══ Data entries ══

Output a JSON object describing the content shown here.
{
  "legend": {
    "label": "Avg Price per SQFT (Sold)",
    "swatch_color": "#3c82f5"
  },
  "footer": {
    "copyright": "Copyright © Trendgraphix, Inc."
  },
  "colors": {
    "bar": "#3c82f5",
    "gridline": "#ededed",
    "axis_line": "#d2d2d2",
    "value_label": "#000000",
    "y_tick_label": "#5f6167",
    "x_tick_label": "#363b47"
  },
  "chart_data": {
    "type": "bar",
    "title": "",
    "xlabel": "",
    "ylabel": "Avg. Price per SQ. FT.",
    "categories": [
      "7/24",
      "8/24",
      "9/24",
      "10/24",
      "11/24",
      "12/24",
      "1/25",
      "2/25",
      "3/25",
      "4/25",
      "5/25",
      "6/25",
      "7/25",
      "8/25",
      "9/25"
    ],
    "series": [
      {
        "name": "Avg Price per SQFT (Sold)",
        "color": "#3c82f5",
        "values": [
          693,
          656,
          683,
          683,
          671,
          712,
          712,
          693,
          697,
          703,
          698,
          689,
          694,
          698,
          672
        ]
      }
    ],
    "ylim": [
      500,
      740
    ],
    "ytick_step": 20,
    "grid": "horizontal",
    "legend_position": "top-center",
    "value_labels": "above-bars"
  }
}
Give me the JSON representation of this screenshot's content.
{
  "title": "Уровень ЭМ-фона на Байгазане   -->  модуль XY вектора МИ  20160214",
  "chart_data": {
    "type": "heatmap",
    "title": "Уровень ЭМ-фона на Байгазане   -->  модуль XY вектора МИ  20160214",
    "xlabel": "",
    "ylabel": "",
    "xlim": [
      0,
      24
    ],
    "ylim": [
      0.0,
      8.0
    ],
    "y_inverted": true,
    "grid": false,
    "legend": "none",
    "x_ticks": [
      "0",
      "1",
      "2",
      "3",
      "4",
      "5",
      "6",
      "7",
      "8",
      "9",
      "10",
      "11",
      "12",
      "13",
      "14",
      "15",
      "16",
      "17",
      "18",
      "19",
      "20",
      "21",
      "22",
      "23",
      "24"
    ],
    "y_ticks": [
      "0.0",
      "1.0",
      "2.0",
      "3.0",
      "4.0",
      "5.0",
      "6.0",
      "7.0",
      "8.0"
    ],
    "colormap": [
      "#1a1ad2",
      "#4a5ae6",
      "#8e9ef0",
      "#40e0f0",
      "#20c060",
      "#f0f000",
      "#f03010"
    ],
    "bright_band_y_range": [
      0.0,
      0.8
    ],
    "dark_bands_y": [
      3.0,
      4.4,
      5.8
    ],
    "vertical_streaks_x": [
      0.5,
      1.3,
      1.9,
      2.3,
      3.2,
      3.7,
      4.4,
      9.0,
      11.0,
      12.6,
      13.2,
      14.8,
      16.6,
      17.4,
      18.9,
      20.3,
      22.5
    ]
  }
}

═══

■ **What the task asks**: Copy out each line above, character for character.

■ **Solution for this problem**:
Output a JSON object describing the content shown here.
{
  "legend": {
    "label": "Avg Price per SQFT (Sold)",
    "swatch_color": "#3c82f5"
  },
  "footer": {
    "copyright": "Copyright © Trendgraphix, Inc."
  },
  "colors": {
    "bar": "#3c82f5",
    "gridline": "#ededed",
    "axis_line": "#d2d2d2",
    "value_label": "#000000",
    "y_tick_label": "#5f6167",
    "x_tick_label": "#363b47"
  },
  "chart_data": {
    "type": "bar",
    "title": "",
    "xlabel": "",
    "ylabel": "Avg. Price per SQ. FT.",
    "categories": [
      "7/24",
      "8/24",
      "9/24",
      "10/24",
      "11/24",
      "12/24",
      "1/25",
      "2/25",
      "3/25",
      "4/25",
      "5/25",
      "6/25",
      "7/25",
      "8/25",
      "9/25"
    ],
    "series": [
      {
        "name": "Avg Price per SQFT (Sold)",
        "color": "#3c82f5",
        "values": [
          693,
          656,
          683,
          683,
          671,
          712,
          712,
          693,
          697,
          703,
          698,
          689,
          694,
          698,
          672
        ]
      }
    ],
    "ylim": [
      500,
      740
    ],
    "ytick_step": 20,
    "grid": "horizontal",
    "legend_position": "top-center",
    "value_labels": "above-bars"
  }
}
Give me the JSON representation of this screenshot's content.
{
  "title": "Уровень ЭМ-фона на Байгазане   -->  модуль XY вектора МИ  20160214",
  "chart_data": {
    "type": "heatmap",
    "title": "Уровень ЭМ-фона на Байгазане   -->  модуль XY вектора МИ  20160214",
    "xlabel": "",
    "ylabel": "",
    "xlim": [
      0,
      24
    ],
    "ylim": [
      0.0,
      8.0
    ],
    "y_inverted": true,
    "grid": false,
    "legend": "none",
    "x_ticks": [
      "0",
      "1",
      "2",
      "3",
      "4",
      "5",
      "6",
      "7",
      "8",
      "9",
      "10",
      "11",
      "12",
      "13",
      "14",
      "15",
      "16",
      "17",
      "18",
      "19",
      "20",
      "21",
      "22",
      "23",
      "24"
    ],
    "y_ticks": [
      "0.0",
      "1.0",
      "2.0",
      "3.0",
      "4.0",
      "5.0",
      "6.0",
      "7.0",
      "8.0"
    ],
    "colormap": [
      "#1a1ad2",
      "#4a5ae6",
      "#8e9ef0",
      "#40e0f0",
      "#20c060",
      "#f0f000",
      "#f03010"
    ],
    "bright_band_y_range": [
      0.0,
      0.8
    ],
    "dark_bands_y": [
      3.0,
      4.4,
      5.8
    ],
    "vertical_streaks_x": [
      0.5,
      1.3,
      1.9,
      2.3,
      3.2,
      3.7,
      4.4,
      9.0,
      11.0,
      12.6,
      13.2,
      14.8,
      16.6,
      17.4,
      18.9,
      20.3,
      22.5
    ]
  }
}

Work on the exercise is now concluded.